Extrait:
──────────

A la même époque, un groupe de travail sur le même sujet du Comité 
national olympique et sportif français (CNOSF) rendait des conclusions 
similaires et préconisait de limiter à 70 ans l'âge auquel un candidat 
peut se présenter pour une présidence, d'interdire le cumul des mandats 
et de modifier le code du sport pour garantir la représentation des femmes.

Car le constat est là: le président de fédération sportive française est 
encore trop souvent un homme blanc d'âge très mûr qui en est à son 
énième mandat, et les modes de scrutin sont souvent opaques et trop 
favorables aux dirigeants en place. Près de deux ans après les deux 
rapports, rien ou presque n'a changé de ce point de vue, même si là 
encore Valérie Fourneyron promet des discussions imminentes:

«C'est un sujet que je veux aborder dans le cadre de la loi sur la 
modernisation du sport, mais avec les premiers concernés. Il y a cette 
responsabilité de la gouvernance du sport, elle doit être partagée avec 
le mouvement sportif. Il souhaite plus d'autonomie dans sa gouvernance, 
je dis chiche! [...] On a aujourd'hui des instances qui peuvent 
largement s'améliorer en termes de fonctionnement, de gouvernance 
démocratique, paritaire, de représentation des différentes familles. Ce 
n'est pas quelque chose que l'Etat imposera aux fédérations, mais qui 
doit impérativement être travaillé avec celles-ci.»

Comment rendre le sport féminin plus visible?

──────────

[Données de coordonnées de mise en page]
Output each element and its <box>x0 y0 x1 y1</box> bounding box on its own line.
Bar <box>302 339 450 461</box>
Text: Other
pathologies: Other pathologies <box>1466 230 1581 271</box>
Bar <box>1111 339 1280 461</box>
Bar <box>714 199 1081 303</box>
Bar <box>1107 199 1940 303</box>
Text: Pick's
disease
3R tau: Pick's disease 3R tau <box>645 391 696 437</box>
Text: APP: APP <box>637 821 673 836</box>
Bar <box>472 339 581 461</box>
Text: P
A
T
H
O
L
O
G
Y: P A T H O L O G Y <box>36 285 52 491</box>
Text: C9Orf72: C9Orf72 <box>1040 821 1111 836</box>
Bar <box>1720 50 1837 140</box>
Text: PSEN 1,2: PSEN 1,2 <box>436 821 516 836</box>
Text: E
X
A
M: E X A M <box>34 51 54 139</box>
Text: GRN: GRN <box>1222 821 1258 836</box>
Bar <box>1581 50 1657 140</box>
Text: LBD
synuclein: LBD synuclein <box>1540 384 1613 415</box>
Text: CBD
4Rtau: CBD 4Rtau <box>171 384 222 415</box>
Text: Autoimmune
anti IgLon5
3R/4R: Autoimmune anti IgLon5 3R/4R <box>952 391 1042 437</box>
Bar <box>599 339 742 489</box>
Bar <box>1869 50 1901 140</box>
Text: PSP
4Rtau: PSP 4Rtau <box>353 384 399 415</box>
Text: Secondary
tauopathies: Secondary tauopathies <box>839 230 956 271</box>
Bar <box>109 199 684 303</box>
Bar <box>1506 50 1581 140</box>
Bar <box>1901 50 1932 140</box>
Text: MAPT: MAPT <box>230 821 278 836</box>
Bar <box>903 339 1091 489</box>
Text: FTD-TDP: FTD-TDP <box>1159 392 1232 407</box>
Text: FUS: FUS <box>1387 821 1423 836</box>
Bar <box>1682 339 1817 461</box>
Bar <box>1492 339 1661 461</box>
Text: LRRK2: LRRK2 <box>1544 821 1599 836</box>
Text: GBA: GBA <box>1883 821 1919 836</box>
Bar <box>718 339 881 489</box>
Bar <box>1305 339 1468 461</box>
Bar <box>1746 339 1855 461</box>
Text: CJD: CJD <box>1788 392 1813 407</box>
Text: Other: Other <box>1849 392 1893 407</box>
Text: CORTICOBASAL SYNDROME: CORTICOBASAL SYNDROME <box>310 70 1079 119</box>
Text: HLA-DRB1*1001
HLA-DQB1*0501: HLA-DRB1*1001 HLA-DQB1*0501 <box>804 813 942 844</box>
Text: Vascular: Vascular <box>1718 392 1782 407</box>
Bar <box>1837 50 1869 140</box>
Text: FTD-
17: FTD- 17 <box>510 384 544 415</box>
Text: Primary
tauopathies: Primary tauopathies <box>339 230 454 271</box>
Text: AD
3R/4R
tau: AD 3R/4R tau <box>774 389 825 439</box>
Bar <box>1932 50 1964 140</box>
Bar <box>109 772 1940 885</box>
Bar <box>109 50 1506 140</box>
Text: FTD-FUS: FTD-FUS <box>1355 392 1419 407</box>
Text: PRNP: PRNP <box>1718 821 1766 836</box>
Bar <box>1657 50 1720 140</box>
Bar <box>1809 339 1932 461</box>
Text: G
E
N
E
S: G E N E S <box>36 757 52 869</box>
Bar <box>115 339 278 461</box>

──────────

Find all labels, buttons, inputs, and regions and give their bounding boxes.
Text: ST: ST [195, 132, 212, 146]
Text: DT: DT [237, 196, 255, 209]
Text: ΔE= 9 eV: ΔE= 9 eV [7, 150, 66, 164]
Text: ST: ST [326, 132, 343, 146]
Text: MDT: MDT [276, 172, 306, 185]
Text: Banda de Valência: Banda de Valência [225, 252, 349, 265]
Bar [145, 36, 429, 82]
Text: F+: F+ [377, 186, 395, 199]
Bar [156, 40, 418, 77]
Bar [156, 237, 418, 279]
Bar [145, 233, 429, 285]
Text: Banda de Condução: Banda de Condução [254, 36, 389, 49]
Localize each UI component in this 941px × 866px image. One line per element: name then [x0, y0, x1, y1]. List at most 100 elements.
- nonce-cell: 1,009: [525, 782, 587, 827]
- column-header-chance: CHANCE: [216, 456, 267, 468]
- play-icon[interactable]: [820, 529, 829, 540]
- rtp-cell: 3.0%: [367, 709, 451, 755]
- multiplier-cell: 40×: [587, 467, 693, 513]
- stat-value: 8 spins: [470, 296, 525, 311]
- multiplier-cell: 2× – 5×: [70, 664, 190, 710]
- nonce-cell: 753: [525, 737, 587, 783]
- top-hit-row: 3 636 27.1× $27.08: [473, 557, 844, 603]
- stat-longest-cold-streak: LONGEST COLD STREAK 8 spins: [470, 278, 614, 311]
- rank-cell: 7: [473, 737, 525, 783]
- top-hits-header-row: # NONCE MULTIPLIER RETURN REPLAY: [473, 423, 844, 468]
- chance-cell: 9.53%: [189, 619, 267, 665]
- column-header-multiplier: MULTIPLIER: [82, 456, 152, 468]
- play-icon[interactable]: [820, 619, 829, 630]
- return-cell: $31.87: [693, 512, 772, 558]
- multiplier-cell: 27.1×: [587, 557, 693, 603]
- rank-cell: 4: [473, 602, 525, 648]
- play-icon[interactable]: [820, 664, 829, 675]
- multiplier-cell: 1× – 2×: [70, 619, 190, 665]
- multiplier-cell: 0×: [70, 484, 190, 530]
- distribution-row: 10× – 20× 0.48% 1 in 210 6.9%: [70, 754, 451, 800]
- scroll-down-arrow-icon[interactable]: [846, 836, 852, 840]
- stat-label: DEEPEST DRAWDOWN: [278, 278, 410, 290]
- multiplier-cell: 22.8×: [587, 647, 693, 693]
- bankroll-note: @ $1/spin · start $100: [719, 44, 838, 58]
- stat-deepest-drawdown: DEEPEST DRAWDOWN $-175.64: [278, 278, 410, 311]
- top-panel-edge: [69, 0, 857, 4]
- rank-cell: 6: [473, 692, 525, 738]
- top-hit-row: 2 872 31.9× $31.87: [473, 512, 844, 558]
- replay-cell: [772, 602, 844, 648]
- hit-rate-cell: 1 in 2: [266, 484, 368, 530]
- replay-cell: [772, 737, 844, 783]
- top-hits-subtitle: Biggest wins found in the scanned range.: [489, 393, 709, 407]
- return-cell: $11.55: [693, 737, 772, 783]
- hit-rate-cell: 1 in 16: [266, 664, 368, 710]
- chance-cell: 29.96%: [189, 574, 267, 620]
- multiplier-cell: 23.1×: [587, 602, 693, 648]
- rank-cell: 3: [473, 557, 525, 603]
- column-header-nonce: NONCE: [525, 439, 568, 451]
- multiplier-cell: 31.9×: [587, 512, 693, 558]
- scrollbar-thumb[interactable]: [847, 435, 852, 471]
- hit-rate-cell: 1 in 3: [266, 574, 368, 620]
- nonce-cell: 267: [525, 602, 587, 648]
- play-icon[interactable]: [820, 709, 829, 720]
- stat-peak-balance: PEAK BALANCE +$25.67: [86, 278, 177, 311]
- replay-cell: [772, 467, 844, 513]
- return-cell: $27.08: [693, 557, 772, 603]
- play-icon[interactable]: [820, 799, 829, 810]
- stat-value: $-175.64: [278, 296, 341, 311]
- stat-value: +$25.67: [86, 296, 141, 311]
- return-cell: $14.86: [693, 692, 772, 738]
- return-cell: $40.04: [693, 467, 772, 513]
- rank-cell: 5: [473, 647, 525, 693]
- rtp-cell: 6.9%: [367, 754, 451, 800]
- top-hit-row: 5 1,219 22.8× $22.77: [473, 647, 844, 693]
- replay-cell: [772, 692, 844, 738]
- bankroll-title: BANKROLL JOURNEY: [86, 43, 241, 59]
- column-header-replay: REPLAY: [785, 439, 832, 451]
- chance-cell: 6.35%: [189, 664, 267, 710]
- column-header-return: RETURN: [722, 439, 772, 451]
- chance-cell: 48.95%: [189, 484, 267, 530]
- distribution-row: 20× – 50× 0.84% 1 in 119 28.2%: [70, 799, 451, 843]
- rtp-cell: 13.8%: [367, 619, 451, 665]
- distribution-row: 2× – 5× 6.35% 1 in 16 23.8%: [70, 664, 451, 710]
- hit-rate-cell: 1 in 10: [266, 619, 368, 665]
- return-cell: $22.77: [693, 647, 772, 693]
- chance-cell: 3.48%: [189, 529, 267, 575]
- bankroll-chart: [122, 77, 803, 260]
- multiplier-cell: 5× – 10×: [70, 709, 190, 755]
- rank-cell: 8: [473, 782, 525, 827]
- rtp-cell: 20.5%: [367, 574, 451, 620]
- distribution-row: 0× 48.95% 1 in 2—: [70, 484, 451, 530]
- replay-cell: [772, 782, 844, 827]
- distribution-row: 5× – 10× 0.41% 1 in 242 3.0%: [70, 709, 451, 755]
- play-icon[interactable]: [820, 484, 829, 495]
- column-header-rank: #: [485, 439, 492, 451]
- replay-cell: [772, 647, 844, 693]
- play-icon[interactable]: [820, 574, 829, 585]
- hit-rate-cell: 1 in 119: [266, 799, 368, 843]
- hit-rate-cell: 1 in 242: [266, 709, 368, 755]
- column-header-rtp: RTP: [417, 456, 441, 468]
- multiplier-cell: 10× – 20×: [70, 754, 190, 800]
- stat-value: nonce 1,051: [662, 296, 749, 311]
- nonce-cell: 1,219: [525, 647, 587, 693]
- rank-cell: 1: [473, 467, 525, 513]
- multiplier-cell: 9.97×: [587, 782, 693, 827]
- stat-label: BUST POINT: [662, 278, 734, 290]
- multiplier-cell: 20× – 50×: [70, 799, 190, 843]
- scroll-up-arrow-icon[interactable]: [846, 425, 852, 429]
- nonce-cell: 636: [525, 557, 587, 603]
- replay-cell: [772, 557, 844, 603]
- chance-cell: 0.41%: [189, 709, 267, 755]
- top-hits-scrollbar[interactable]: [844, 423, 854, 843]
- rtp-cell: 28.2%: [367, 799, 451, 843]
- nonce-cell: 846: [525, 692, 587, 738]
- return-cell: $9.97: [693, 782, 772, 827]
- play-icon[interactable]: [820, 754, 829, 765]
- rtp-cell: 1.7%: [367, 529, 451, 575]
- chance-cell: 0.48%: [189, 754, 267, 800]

──────────

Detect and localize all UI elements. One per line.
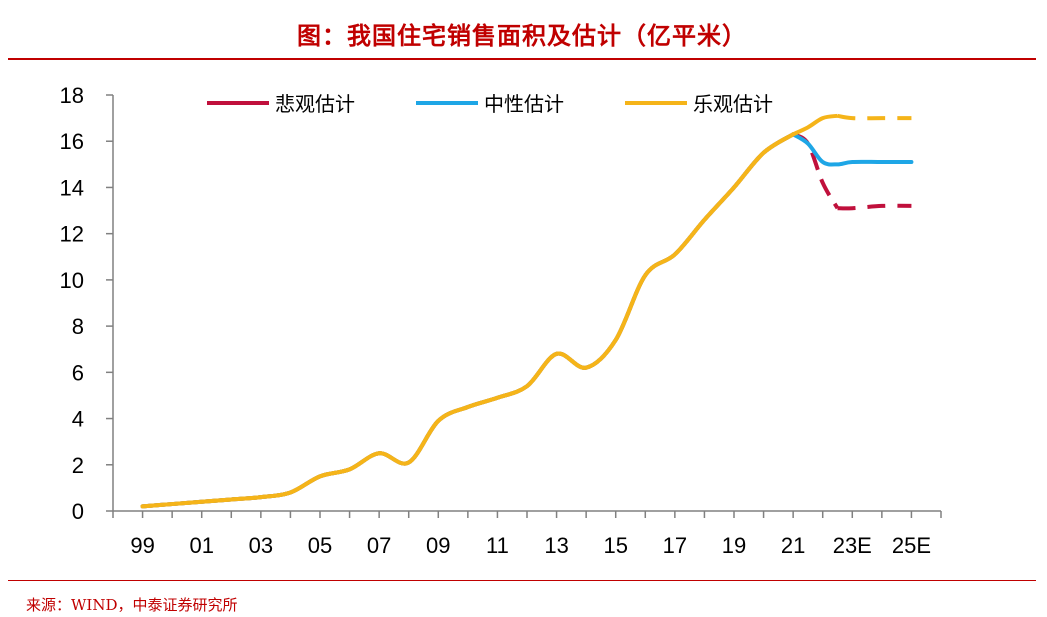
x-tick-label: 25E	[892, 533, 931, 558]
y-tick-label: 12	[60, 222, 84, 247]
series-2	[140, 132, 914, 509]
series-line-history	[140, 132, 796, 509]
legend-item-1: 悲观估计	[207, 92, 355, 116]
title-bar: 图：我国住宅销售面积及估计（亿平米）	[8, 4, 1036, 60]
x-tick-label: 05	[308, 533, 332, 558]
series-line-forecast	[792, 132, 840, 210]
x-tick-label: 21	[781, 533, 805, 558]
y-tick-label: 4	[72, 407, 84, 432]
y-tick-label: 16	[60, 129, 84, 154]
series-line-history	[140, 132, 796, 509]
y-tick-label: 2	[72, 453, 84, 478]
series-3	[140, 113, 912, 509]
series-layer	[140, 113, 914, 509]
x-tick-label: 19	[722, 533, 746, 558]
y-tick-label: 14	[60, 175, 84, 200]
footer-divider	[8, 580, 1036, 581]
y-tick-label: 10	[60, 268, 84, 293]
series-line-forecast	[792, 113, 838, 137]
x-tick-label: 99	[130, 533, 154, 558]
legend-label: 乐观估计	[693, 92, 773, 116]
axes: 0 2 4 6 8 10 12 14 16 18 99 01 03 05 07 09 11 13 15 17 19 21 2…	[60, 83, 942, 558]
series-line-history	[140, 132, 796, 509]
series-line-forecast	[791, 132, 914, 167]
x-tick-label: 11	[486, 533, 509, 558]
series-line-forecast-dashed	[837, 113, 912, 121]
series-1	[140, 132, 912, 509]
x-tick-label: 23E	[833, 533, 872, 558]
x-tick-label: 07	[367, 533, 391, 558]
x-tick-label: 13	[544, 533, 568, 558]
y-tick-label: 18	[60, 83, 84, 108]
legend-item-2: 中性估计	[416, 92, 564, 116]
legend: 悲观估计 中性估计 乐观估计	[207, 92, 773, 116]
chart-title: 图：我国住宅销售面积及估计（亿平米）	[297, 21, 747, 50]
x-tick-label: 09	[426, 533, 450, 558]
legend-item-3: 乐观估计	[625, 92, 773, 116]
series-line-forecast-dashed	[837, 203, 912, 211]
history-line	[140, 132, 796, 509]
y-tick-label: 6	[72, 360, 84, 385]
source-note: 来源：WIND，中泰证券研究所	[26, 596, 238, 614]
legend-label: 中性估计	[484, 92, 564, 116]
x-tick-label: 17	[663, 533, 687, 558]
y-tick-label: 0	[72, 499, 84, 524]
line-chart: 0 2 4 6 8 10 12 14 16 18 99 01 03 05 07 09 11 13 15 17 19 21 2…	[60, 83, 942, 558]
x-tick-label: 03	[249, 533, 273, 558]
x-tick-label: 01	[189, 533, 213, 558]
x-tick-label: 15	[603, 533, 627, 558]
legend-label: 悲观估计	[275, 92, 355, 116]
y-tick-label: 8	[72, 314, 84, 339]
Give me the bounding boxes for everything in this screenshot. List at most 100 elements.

──────────

Consigne 1: D'après l'extrait, à quel âge le groupe de travail du CNOSF préconisait-il de limiter les candidatures à une présidence ?
Consigne 2: Recopiez l'extrait en commençant aux mots « A la même époque, un » et en vous arrêtant après « représentation des femmes. ».

Réponse 1: 70 ans.

Réponse 2:
A la même époque, un groupe de travail sur le même sujet du Comité 
national olympique et sportif français (CNOSF) rendait des conclusions 
similaires et préconisait de limiter à 70 ans l'âge auquel un candidat 
peut se présenter pour une présidence, d'interdire le cumul des mandats 
et de modifier le code du sport pour garantir la représentation des femmes.